Task — Copy every record below exactly as written, but leave out the pictures.

==== Available records ====

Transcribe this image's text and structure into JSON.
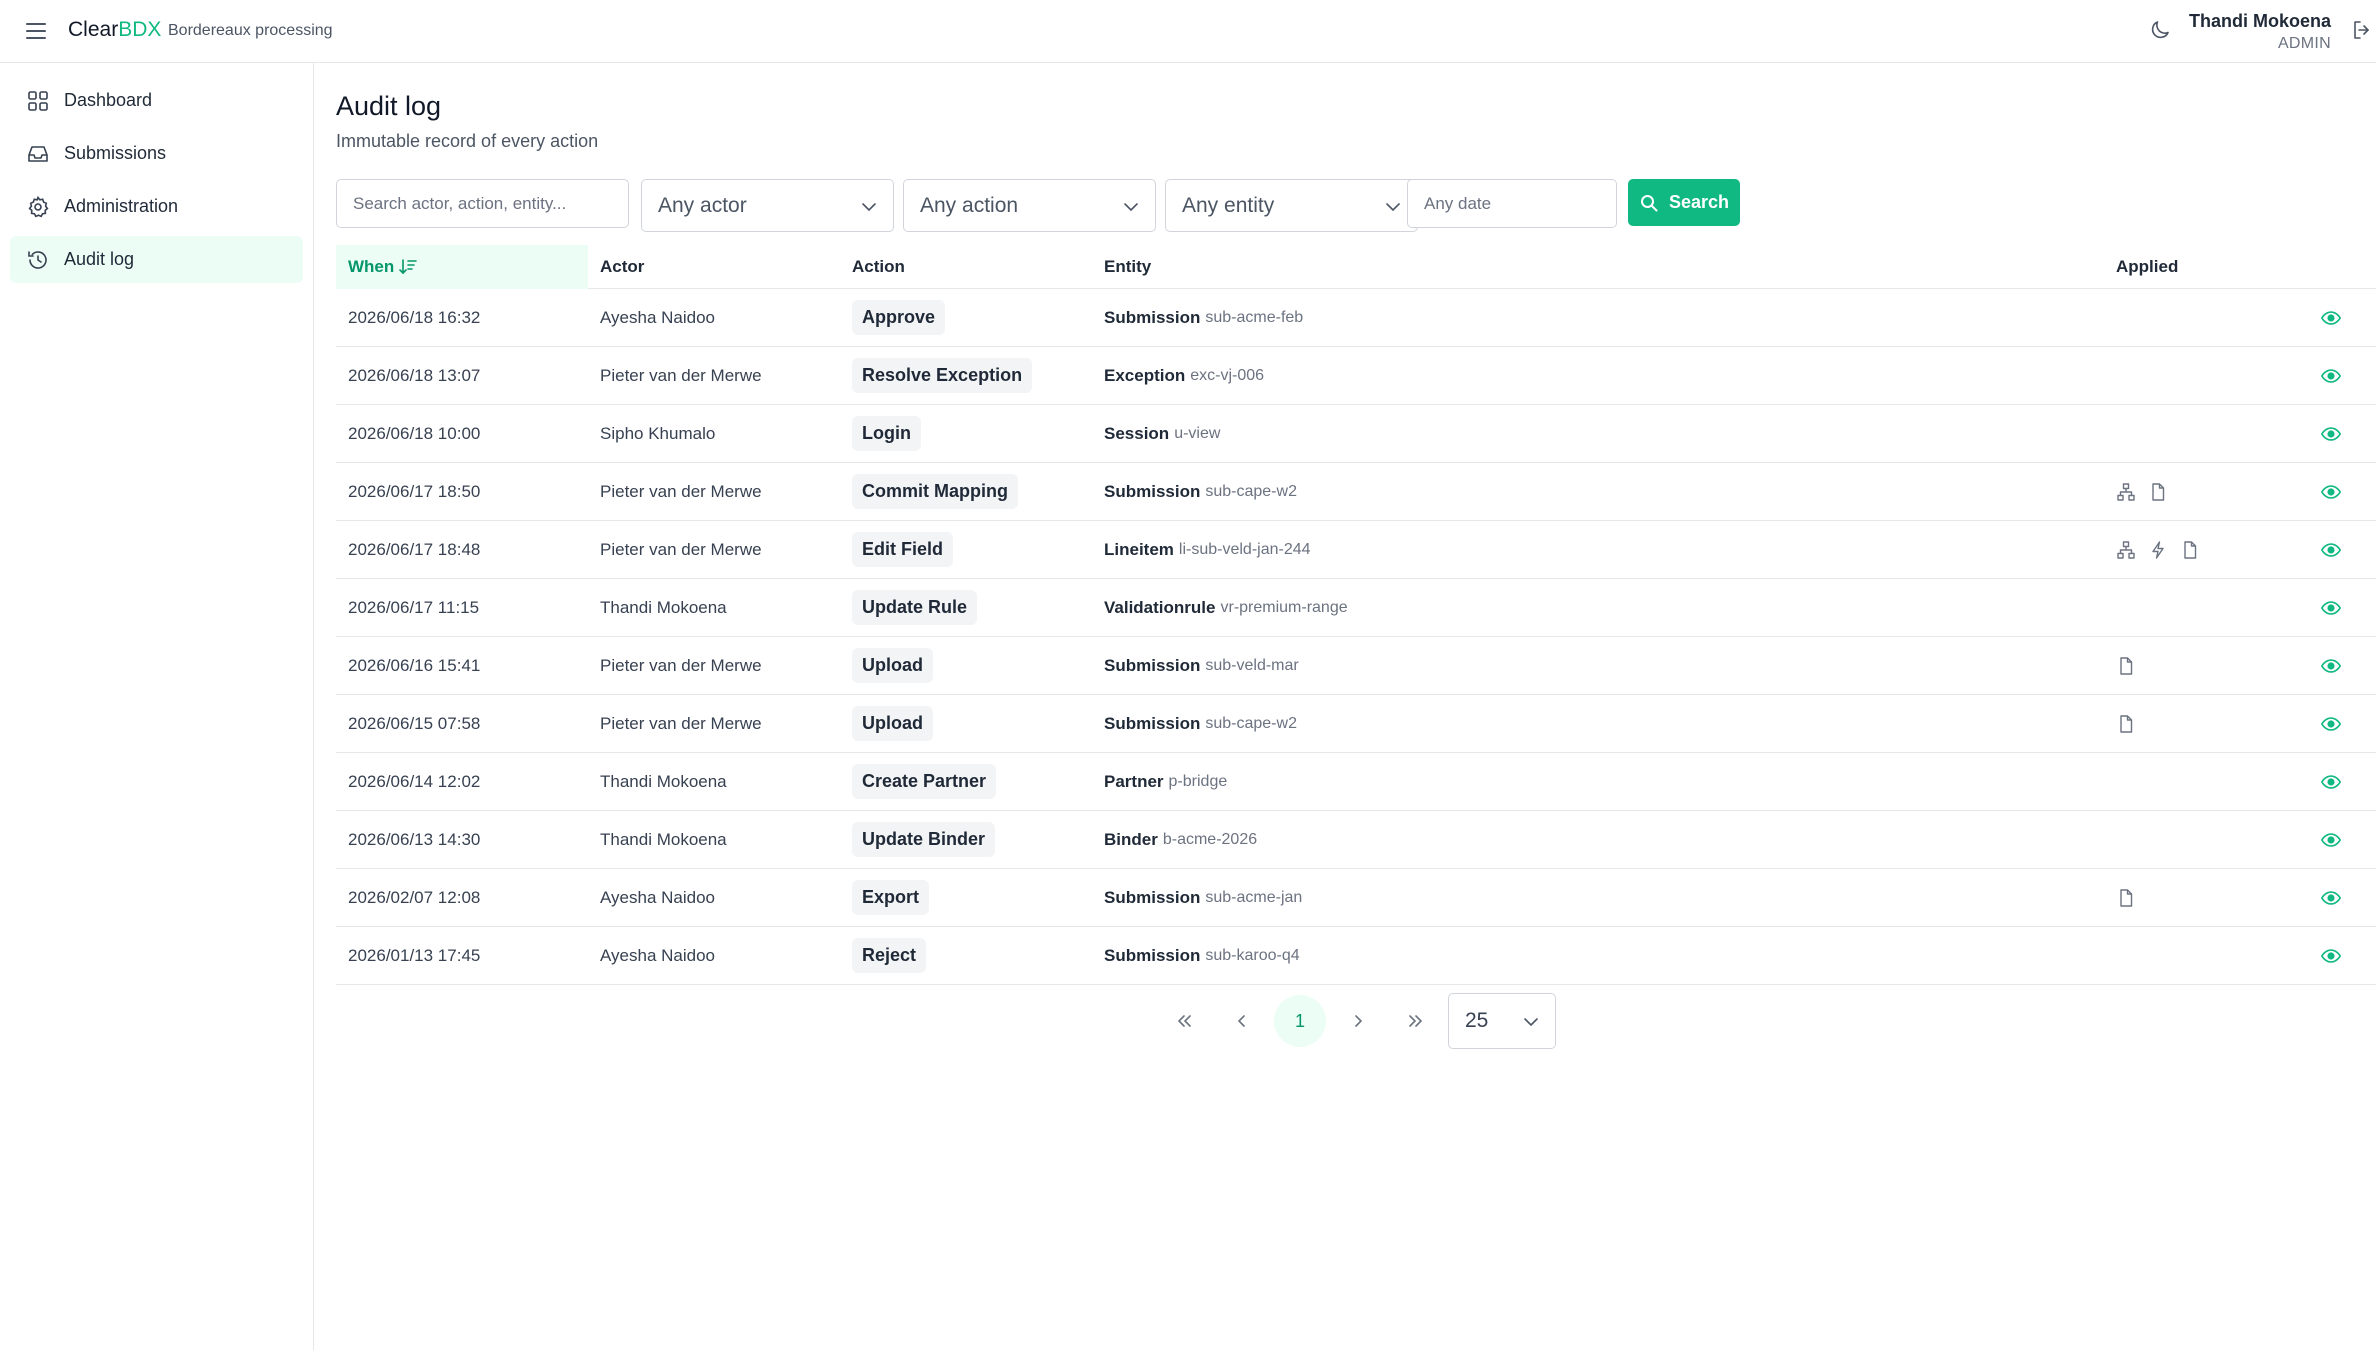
{
  "app": {
    "brand_part1": "Clear",
    "brand_part2": "BDX",
    "tagline": "Bordereaux processing",
    "accent_color": "#10b981"
  },
  "user": {
    "name": "Thandi Mokoena",
    "role": "ADMIN"
  },
  "sidebar": {
    "items": [
      {
        "label": "Dashboard",
        "icon": "grid-icon",
        "active": false
      },
      {
        "label": "Submissions",
        "icon": "inbox-icon",
        "active": false
      },
      {
        "label": "Administration",
        "icon": "gear-icon",
        "active": false
      },
      {
        "label": "Audit log",
        "icon": "history-icon",
        "active": true
      }
    ]
  },
  "page": {
    "title": "Audit log",
    "subtitle": "Immutable record of every action"
  },
  "filters": {
    "search_placeholder": "Search actor, action, entity...",
    "actor_value": "Any actor",
    "action_value": "Any action",
    "entity_value": "Any entity",
    "date_placeholder": "Any date",
    "search_button": "Search"
  },
  "table": {
    "headers": {
      "when": "When",
      "actor": "Actor",
      "action": "Action",
      "entity": "Entity",
      "applied": "Applied"
    },
    "rows": [
      {
        "when": "2026/06/18 16:32",
        "actor": "Ayesha Naidoo",
        "action": "Approve",
        "entity_type": "Submission",
        "entity_id": "sub-acme-feb",
        "applied": []
      },
      {
        "when": "2026/06/18 13:07",
        "actor": "Pieter van der Merwe",
        "action": "Resolve Exception",
        "entity_type": "Exception",
        "entity_id": "exc-vj-006",
        "applied": []
      },
      {
        "when": "2026/06/18 10:00",
        "actor": "Sipho Khumalo",
        "action": "Login",
        "entity_type": "Session",
        "entity_id": "u-view",
        "applied": []
      },
      {
        "when": "2026/06/17 18:50",
        "actor": "Pieter van der Merwe",
        "action": "Commit Mapping",
        "entity_type": "Submission",
        "entity_id": "sub-cape-w2",
        "applied": [
          "hierarchy-icon",
          "file-icon"
        ]
      },
      {
        "when": "2026/06/17 18:48",
        "actor": "Pieter van der Merwe",
        "action": "Edit Field",
        "entity_type": "Lineitem",
        "entity_id": "li-sub-veld-jan-244",
        "applied": [
          "hierarchy-icon",
          "bolt-icon",
          "file-icon"
        ]
      },
      {
        "when": "2026/06/17 11:15",
        "actor": "Thandi Mokoena",
        "action": "Update Rule",
        "entity_type": "Validationrule",
        "entity_id": "vr-premium-range",
        "applied": []
      },
      {
        "when": "2026/06/16 15:41",
        "actor": "Pieter van der Merwe",
        "action": "Upload",
        "entity_type": "Submission",
        "entity_id": "sub-veld-mar",
        "applied": [
          "file-icon"
        ]
      },
      {
        "when": "2026/06/15 07:58",
        "actor": "Pieter van der Merwe",
        "action": "Upload",
        "entity_type": "Submission",
        "entity_id": "sub-cape-w2",
        "applied": [
          "file-icon"
        ]
      },
      {
        "when": "2026/06/14 12:02",
        "actor": "Thandi Mokoena",
        "action": "Create Partner",
        "entity_type": "Partner",
        "entity_id": "p-bridge",
        "applied": []
      },
      {
        "when": "2026/06/13 14:30",
        "actor": "Thandi Mokoena",
        "action": "Update Binder",
        "entity_type": "Binder",
        "entity_id": "b-acme-2026",
        "applied": []
      },
      {
        "when": "2026/02/07 12:08",
        "actor": "Ayesha Naidoo",
        "action": "Export",
        "entity_type": "Submission",
        "entity_id": "sub-acme-jan",
        "applied": [
          "file-icon"
        ]
      },
      {
        "when": "2026/01/13 17:45",
        "actor": "Ayesha Naidoo",
        "action": "Reject",
        "entity_type": "Submission",
        "entity_id": "sub-karoo-q4",
        "applied": []
      }
    ]
  },
  "pagination": {
    "current_page": "1",
    "page_size": "25"
  }
}
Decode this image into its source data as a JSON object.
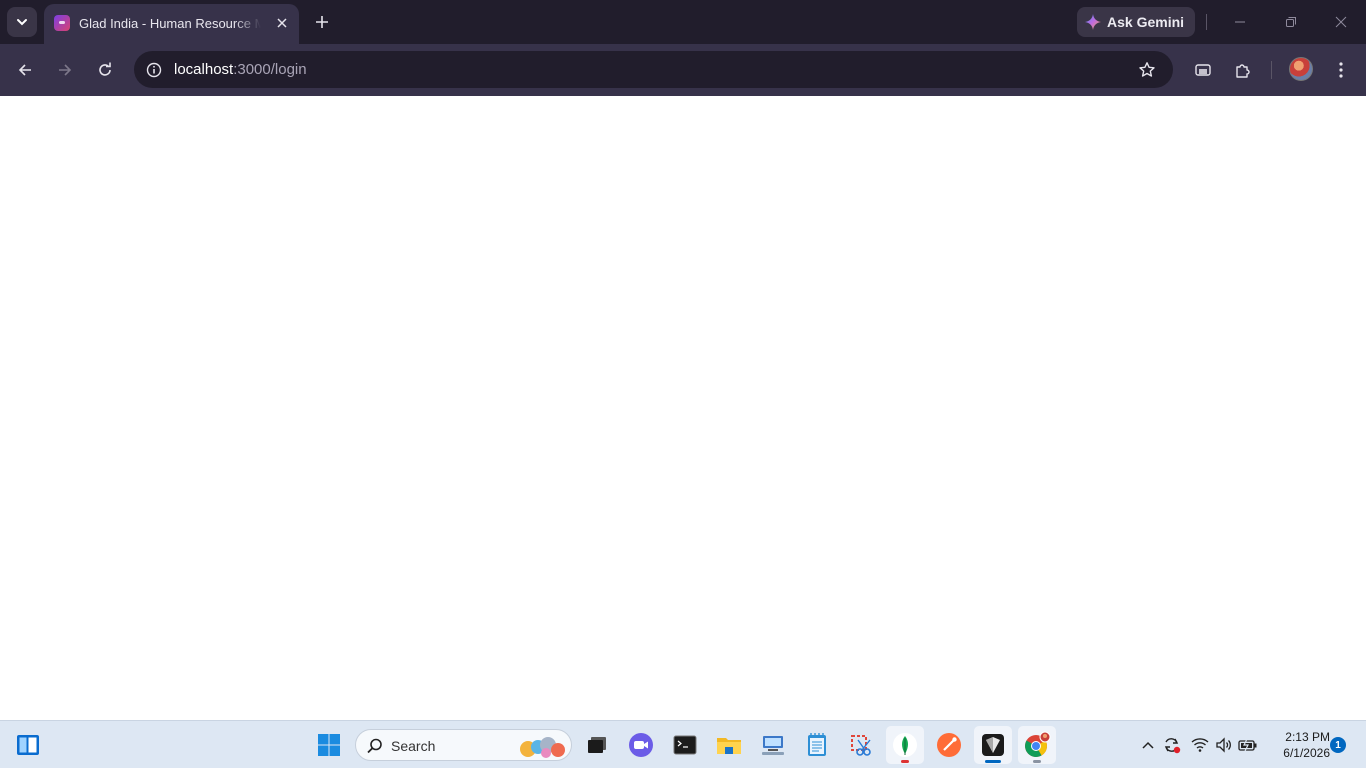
{
  "browser": {
    "tab": {
      "title": "Glad India - Human Resource Management"
    },
    "gemini_label": "Ask Gemini",
    "address": {
      "host": "localhost",
      "path": ":3000/login"
    }
  },
  "taskbar": {
    "search_placeholder": "Search",
    "clock": {
      "time": "2:13 PM",
      "date": "6/1/2026"
    },
    "notification_count": "1",
    "apps": [
      "widgets-icon",
      "start-icon",
      "task-view-icon",
      "zoom-icon",
      "terminal-icon",
      "file-explorer-icon",
      "network-app-icon",
      "notepad-icon",
      "snipping-tool-icon",
      "mongodb-compass-icon",
      "postman-icon",
      "cursor-editor-icon",
      "chrome-icon"
    ]
  },
  "colors": {
    "tab_strip": "#211d2c",
    "toolbar": "#37324a",
    "taskbar": "#dde7f3",
    "accent": "#0067c0"
  }
}
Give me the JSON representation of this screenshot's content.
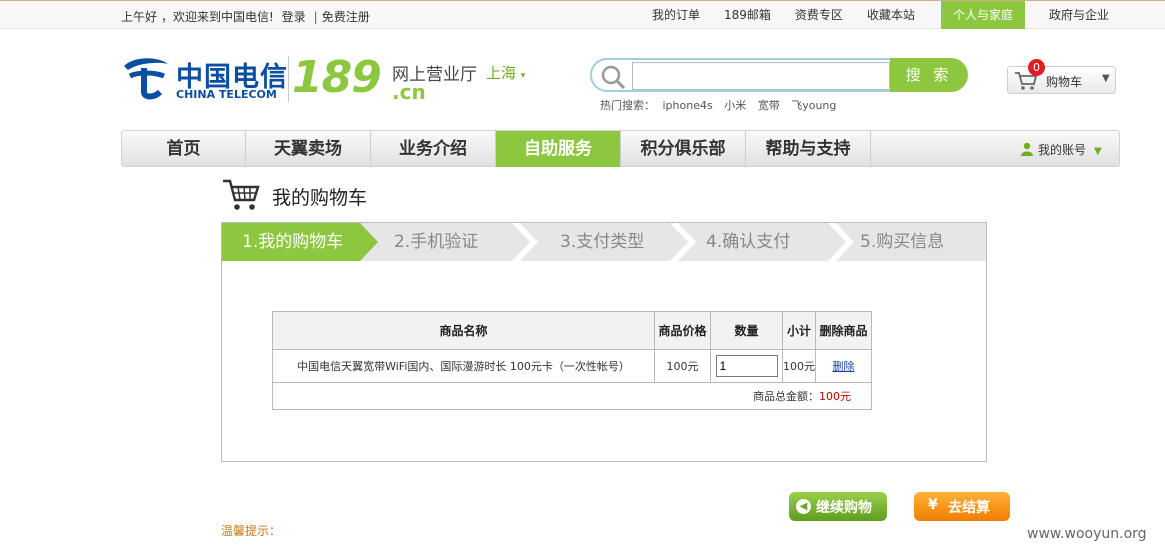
{
  "topbar": {
    "greeting": "上午好",
    "welcome": "，欢迎来到中国电信!",
    "login": "登录",
    "separator": "|",
    "register": "免费注册",
    "links": [
      "我的订单",
      "189邮箱",
      "资费专区",
      "收藏本站",
      "个人与家庭",
      "政府与企业"
    ],
    "active_link": "个人与家庭"
  },
  "logo": {
    "brand_cn": "中国电信",
    "brand_en": "CHINA TELECOM",
    "number": "189",
    "hall": "网上营业厅",
    "city": "上海",
    "domain": ".cn"
  },
  "search": {
    "value": "",
    "button_label": "搜 索",
    "hot_label": "热门搜索：",
    "hot_terms": [
      "iphone4s",
      "小米",
      "宽带",
      "飞young"
    ]
  },
  "cart_widget": {
    "count": "0",
    "label": "购物车"
  },
  "nav": {
    "items": [
      "首页",
      "天翼卖场",
      "业务介绍",
      "自助服务",
      "积分俱乐部",
      "帮助与支持"
    ],
    "active": "自助服务",
    "account_label": "我的账号"
  },
  "page": {
    "title": "我的购物车"
  },
  "steps": [
    "1.我的购物车",
    "2.手机验证",
    "3.支付类型",
    "4.确认支付",
    "5.购买信息"
  ],
  "current_step": 1,
  "table": {
    "headers": [
      "商品名称",
      "商品价格",
      "数量",
      "小计",
      "删除商品"
    ],
    "rows": [
      {
        "name": "中国电信天翼宽带WiFi国内、国际漫游时长 100元卡（一次性帐号）",
        "price": "100元",
        "quantity": "1",
        "subtotal": "100元",
        "delete_label": "删除"
      }
    ],
    "total_label": "商品总金额：",
    "total_value": "100元"
  },
  "actions": {
    "continue_label": "继续购物",
    "checkout_yen": "¥",
    "checkout_label": "去结算"
  },
  "tip_label": "温馨提示：",
  "watermark": "www.wooyun.org",
  "colors": {
    "accent_green": "#8dc63f",
    "brand_blue": "#0b4ea2",
    "checkout_orange": "#f07d00",
    "price_red": "#c00000"
  }
}
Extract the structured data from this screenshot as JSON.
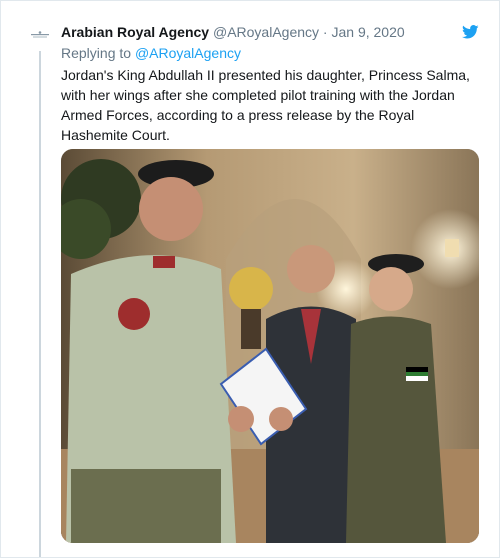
{
  "tweet": {
    "author_name": "Arabian Royal Agency",
    "author_handle": "@ARoyalAgency",
    "separator": "·",
    "date": "Jan 9, 2020",
    "replying_prefix": "Replying to",
    "replying_handle": "@ARoyalAgency",
    "text": "Jordan's King Abdullah II presented his daughter, Princess Salma, with her wings after she completed pilot training with the Jordan Armed Forces, according to a press release by the Royal Hashemite Court."
  },
  "icons": {
    "avatar": "agency-logo-icon",
    "brand": "twitter-bird-icon"
  },
  "colors": {
    "link": "#1da1f2",
    "text": "#14171a",
    "muted": "#657786",
    "border": "#e1e8ed"
  }
}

====

Final result —
Transcribe this image's text and structure into JSON.
{
  "app": {
    "brand_part1": "Clear",
    "brand_part2": "BDX",
    "tagline": "Bordereaux processing",
    "accent_color": "#10b981"
  },
  "user": {
    "name": "Thandi Mokoena",
    "role": "ADMIN"
  },
  "sidebar": {
    "items": [
      {
        "label": "Dashboard",
        "icon": "grid-icon",
        "active": false
      },
      {
        "label": "Submissions",
        "icon": "inbox-icon",
        "active": false
      },
      {
        "label": "Administration",
        "icon": "gear-icon",
        "active": false
      },
      {
        "label": "Audit log",
        "icon": "history-icon",
        "active": true
      }
    ]
  },
  "page": {
    "title": "Audit log",
    "subtitle": "Immutable record of every action"
  },
  "filters": {
    "search_placeholder": "Search actor, action, entity...",
    "actor_value": "Any actor",
    "action_value": "Any action",
    "entity_value": "Any entity",
    "date_placeholder": "Any date",
    "search_button": "Search"
  },
  "table": {
    "headers": {
      "when": "When",
      "actor": "Actor",
      "action": "Action",
      "entity": "Entity",
      "applied": "Applied"
    },
    "rows": [
      {
        "when": "2026/06/18 16:32",
        "actor": "Ayesha Naidoo",
        "action": "Approve",
        "entity_type": "Submission",
        "entity_id": "sub-acme-feb",
        "applied": []
      },
      {
        "when": "2026/06/18 13:07",
        "actor": "Pieter van der Merwe",
        "action": "Resolve Exception",
        "entity_type": "Exception",
        "entity_id": "exc-vj-006",
        "applied": []
      },
      {
        "when": "2026/06/18 10:00",
        "actor": "Sipho Khumalo",
        "action": "Login",
        "entity_type": "Session",
        "entity_id": "u-view",
        "applied": []
      },
      {
        "when": "2026/06/17 18:50",
        "actor": "Pieter van der Merwe",
        "action": "Commit Mapping",
        "entity_type": "Submission",
        "entity_id": "sub-cape-w2",
        "applied": [
          "hierarchy-icon",
          "file-icon"
        ]
      },
      {
        "when": "2026/06/17 18:48",
        "actor": "Pieter van der Merwe",
        "action": "Edit Field",
        "entity_type": "Lineitem",
        "entity_id": "li-sub-veld-jan-244",
        "applied": [
          "hierarchy-icon",
          "bolt-icon",
          "file-icon"
        ]
      },
      {
        "when": "2026/06/17 11:15",
        "actor": "Thandi Mokoena",
        "action": "Update Rule",
        "entity_type": "Validationrule",
        "entity_id": "vr-premium-range",
        "applied": []
      },
      {
        "when": "2026/06/16 15:41",
        "actor": "Pieter van der Merwe",
        "action": "Upload",
        "entity_type": "Submission",
        "entity_id": "sub-veld-mar",
        "applied": [
          "file-icon"
        ]
      },
      {
        "when": "2026/06/15 07:58",
        "actor": "Pieter van der Merwe",
        "action": "Upload",
        "entity_type": "Submission",
        "entity_id": "sub-cape-w2",
        "applied": [
          "file-icon"
        ]
      },
      {
        "when": "2026/06/14 12:02",
        "actor": "Thandi Mokoena",
        "action": "Create Partner",
        "entity_type": "Partner",
        "entity_id": "p-bridge",
        "applied": []
      },
      {
        "when": "2026/06/13 14:30",
        "actor": "Thandi Mokoena",
        "action": "Update Binder",
        "entity_type": "Binder",
        "entity_id": "b-acme-2026",
        "applied": []
      },
      {
        "when": "2026/02/07 12:08",
        "actor": "Ayesha Naidoo",
        "action": "Export",
        "entity_type": "Submission",
        "entity_id": "sub-acme-jan",
        "applied": [
          "file-icon"
        ]
      },
      {
        "when": "2026/01/13 17:45",
        "actor": "Ayesha Naidoo",
        "action": "Reject",
        "entity_type": "Submission",
        "entity_id": "sub-karoo-q4",
        "applied": []
      }
    ]
  },
  "pagination": {
    "current_page": "1",
    "page_size": "25"
  }
}
Decode this image into its source data as a JSON object.
{
  "browser": {
    "tab": {
      "title": "Glad India - Human Resource Management"
    },
    "gemini_label": "Ask Gemini",
    "address": {
      "host": "localhost",
      "path": ":3000/login"
    }
  },
  "taskbar": {
    "search_placeholder": "Search",
    "clock": {
      "time": "2:13 PM",
      "date": "6/1/2026"
    },
    "notification_count": "1",
    "apps": [
      "widgets-icon",
      "start-icon",
      "task-view-icon",
      "zoom-icon",
      "terminal-icon",
      "file-explorer-icon",
      "network-app-icon",
      "notepad-icon",
      "snipping-tool-icon",
      "mongodb-compass-icon",
      "postman-icon",
      "cursor-editor-icon",
      "chrome-icon"
    ]
  },
  "colors": {
    "tab_strip": "#211d2c",
    "toolbar": "#37324a",
    "taskbar": "#dde7f3",
    "accent": "#0067c0"
  }
}
Give me the JSON representation of this screenshot's content.
{
  "topbar": {
    "greeting": "上午好",
    "welcome": "，欢迎来到中国电信!",
    "login": "登录",
    "separator": "|",
    "register": "免费注册",
    "links": [
      "我的订单",
      "189邮箱",
      "资费专区",
      "收藏本站",
      "个人与家庭",
      "政府与企业"
    ],
    "active_link": "个人与家庭"
  },
  "logo": {
    "brand_cn": "中国电信",
    "brand_en": "CHINA TELECOM",
    "number": "189",
    "hall": "网上营业厅",
    "city": "上海",
    "domain": ".cn"
  },
  "search": {
    "value": "",
    "button_label": "搜 索",
    "hot_label": "热门搜索：",
    "hot_terms": [
      "iphone4s",
      "小米",
      "宽带",
      "飞young"
    ]
  },
  "cart_widget": {
    "count": "0",
    "label": "购物车"
  },
  "nav": {
    "items": [
      "首页",
      "天翼卖场",
      "业务介绍",
      "自助服务",
      "积分俱乐部",
      "帮助与支持"
    ],
    "active": "自助服务",
    "account_label": "我的账号"
  },
  "page": {
    "title": "我的购物车"
  },
  "steps": [
    "1.我的购物车",
    "2.手机验证",
    "3.支付类型",
    "4.确认支付",
    "5.购买信息"
  ],
  "current_step": 1,
  "table": {
    "headers": [
      "商品名称",
      "商品价格",
      "数量",
      "小计",
      "删除商品"
    ],
    "rows": [
      {
        "name": "中国电信天翼宽带WiFi国内、国际漫游时长 100元卡（一次性帐号）",
        "price": "100元",
        "quantity": "1",
        "subtotal": "100元",
        "delete_label": "删除"
      }
    ],
    "total_label": "商品总金额：",
    "total_value": "100元"
  },
  "actions": {
    "continue_label": "继续购物",
    "checkout_yen": "¥",
    "checkout_label": "去结算"
  },
  "tip_label": "温馨提示：",
  "watermark": "www.wooyun.org",
  "colors": {
    "accent_green": "#8dc63f",
    "brand_blue": "#0b4ea2",
    "checkout_orange": "#f07d00",
    "price_red": "#c00000"
  }
}
Extract the structured data from this screenshot as JSON.
{
  "tweet": {
    "author_name": "Arabian Royal Agency",
    "author_handle": "@ARoyalAgency",
    "separator": "·",
    "date": "Jan 9, 2020",
    "replying_prefix": "Replying to",
    "replying_handle": "@ARoyalAgency",
    "text": "Jordan's King Abdullah II presented his daughter, Princess Salma, with her wings after she completed pilot training with the Jordan Armed Forces, according to a press release by the Royal Hashemite Court."
  },
  "icons": {
    "avatar": "agency-logo-icon",
    "brand": "twitter-bird-icon"
  },
  "colors": {
    "link": "#1da1f2",
    "text": "#14171a",
    "muted": "#657786",
    "border": "#e1e8ed"
  }
}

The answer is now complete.